Raw records:
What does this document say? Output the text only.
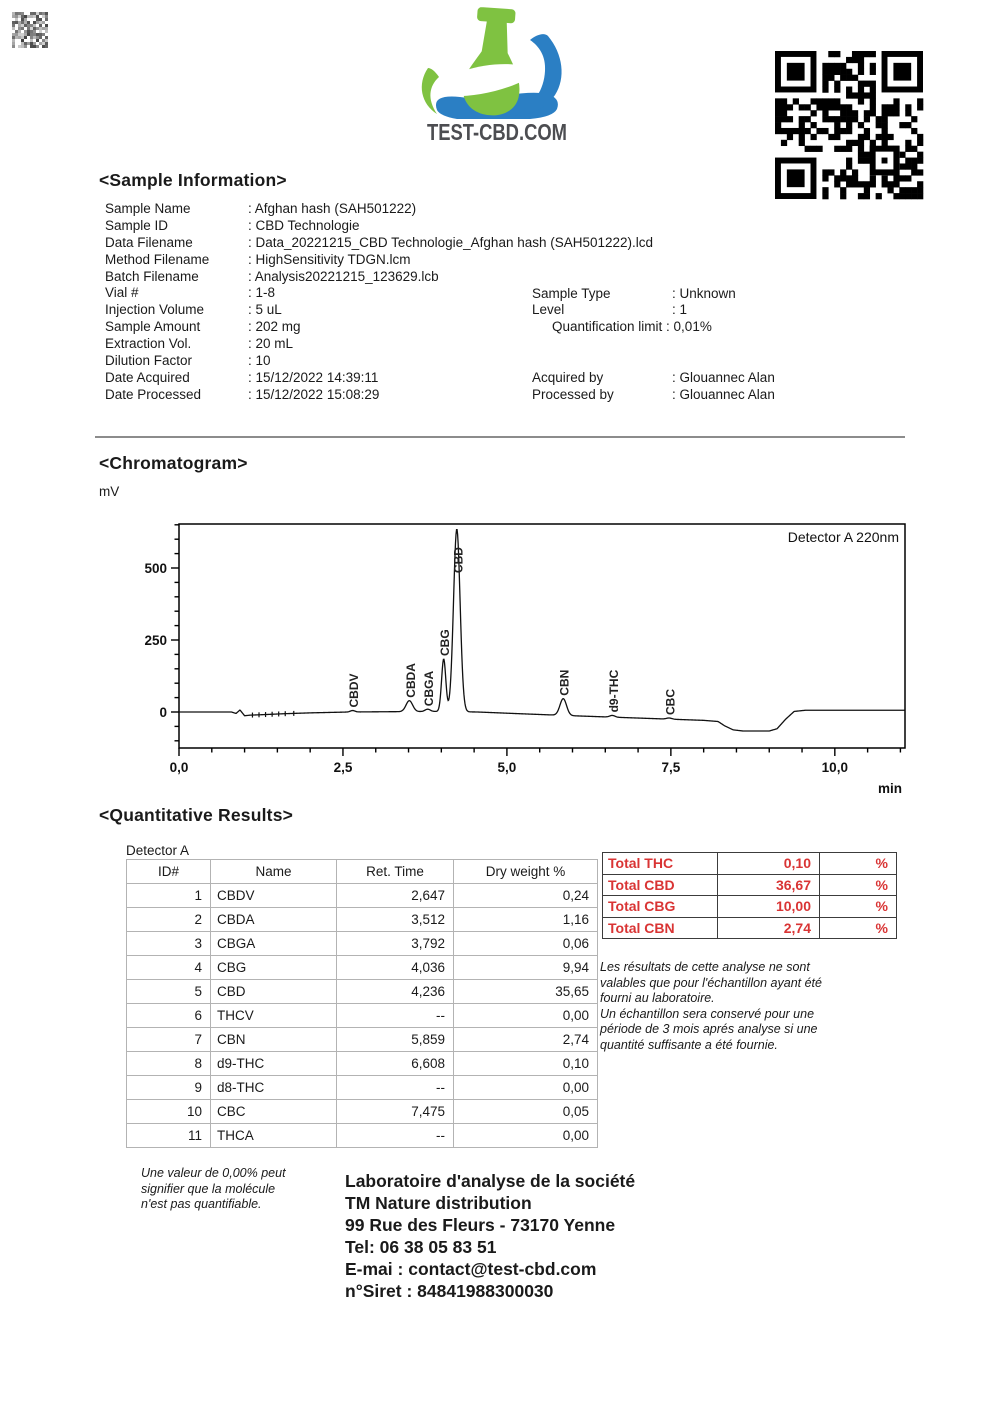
TEST-CBD.COM
<Sample Information>
Sample Name	: Afghan hash (SAH501222)
Sample ID	: CBD Technologie
Data Filename	: Data_20221215_CBD Technologie_Afghan hash (SAH501222).lcd
Method Filename	: HighSensitivity TDGN.lcm
Batch Filename	: Analysis20221215_123629.lcb
Vial #	: 1-8
Injection Volume	: 5 uL
Sample Amount	: 202 mg
Extraction Vol.	: 20 mL
Dilution Factor	: 10
Date Acquired	: 15/12/2022 14:39:11
Date Processed	: 15/12/2022 15:08:29
Sample Type	: Unknown
Level	: 1
Acquired by	: Glouannec Alan
Processed by	: Glouannec Alan
Quantification limit : 0,01%
<Chromatogram>
mV
0,0	2,5	5,0	7,5	10,0
min
0
250
500
Detector A 220nm
CBDV	CBDA CBGA
CBG
CBD
CBN	d9-THC	CBC
<Quantitative Results>
Detector A
ID#	Name	Ret. Time	Dry weight %
1	CBDV	2,647	0,24
2	CBDA	3,512	1,16
3	CBGA	3,792	0,06
4	CBG	4,036	9,94
5	CBD	4,236	35,65
6	THCV	--	0,00
7	CBN	5,859	2,74
8	d9-THC	6,608	0,10
9	d8-THC	--	0,00
10	CBC	7,475	0,05
11	THCA	--	0,00
Total THC	0,10	%
Total CBD	36,67	%
Total CBG	10,00	%
Total CBN	2,74	%
Les résultats de cette analyse ne sont
valables que pour l'échantillon ayant été
fourni au laboratoire.
Un échantillon sera conservé pour une
période de 3 mois aprés analyse si une
quantité suffisante a été fournie.
Une valeur de 0,00% peut
signifier que la molécule
n'est pas quantifiable.
Laboratoire d'analyse de la société
TM Nature distribution
99 Rue des Fleurs - 73170 Yenne
Tel: 06 38 05 83 51
E-mai : contact@test-cbd.com
n°Siret : 84841988300030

What the task requires: Restate each entry word for word, leaving out any pictures.

The completed task:
What does this document say? Output the text only.
TEST-CBD.COM
<Sample Information>
Sample Name	: Afghan hash (SAH501222)
Sample ID	: CBD Technologie
Data Filename	: Data_20221215_CBD Technologie_Afghan hash (SAH501222).lcd
Method Filename	: HighSensitivity TDGN.lcm
Batch Filename	: Analysis20221215_123629.lcb
Vial #	: 1-8
Injection Volume	: 5 uL
Sample Amount	: 202 mg
Extraction Vol.	: 20 mL
Dilution Factor	: 10
Date Acquired	: 15/12/2022 14:39:11
Date Processed	: 15/12/2022 15:08:29
Sample Type	: Unknown
Level	: 1
Acquired by	: Glouannec Alan
Processed by	: Glouannec Alan
Quantification limit : 0,01%
<Chromatogram>
mV
0,0	2,5	5,0	7,5	10,0
min
0
250
500
Detector A 220nm
CBDV	CBDA CBGA
CBG
CBD
CBN	d9-THC	CBC
<Quantitative Results>
Detector A
ID#	Name	Ret. Time	Dry weight %
1	CBDV	2,647	0,24
2	CBDA	3,512	1,16
3	CBGA	3,792	0,06
4	CBG	4,036	9,94
5	CBD	4,236	35,65
6	THCV	--	0,00
7	CBN	5,859	2,74
8	d9-THC	6,608	0,10
9	d8-THC	--	0,00
10	CBC	7,475	0,05
11	THCA	--	0,00
Total THC	0,10	%
Total CBD	36,67	%
Total CBG	10,00	%
Total CBN	2,74	%
Les résultats de cette analyse ne sont
valables que pour l'échantillon ayant été
fourni au laboratoire.
Un échantillon sera conservé pour une
période de 3 mois aprés analyse si une
quantité suffisante a été fournie.
Une valeur de 0,00% peut
signifier que la molécule
n'est pas quantifiable.
Laboratoire d'analyse de la société
TM Nature distribution
99 Rue des Fleurs - 73170 Yenne
Tel: 06 38 05 83 51
E-mai : contact@test-cbd.com
n°Siret : 84841988300030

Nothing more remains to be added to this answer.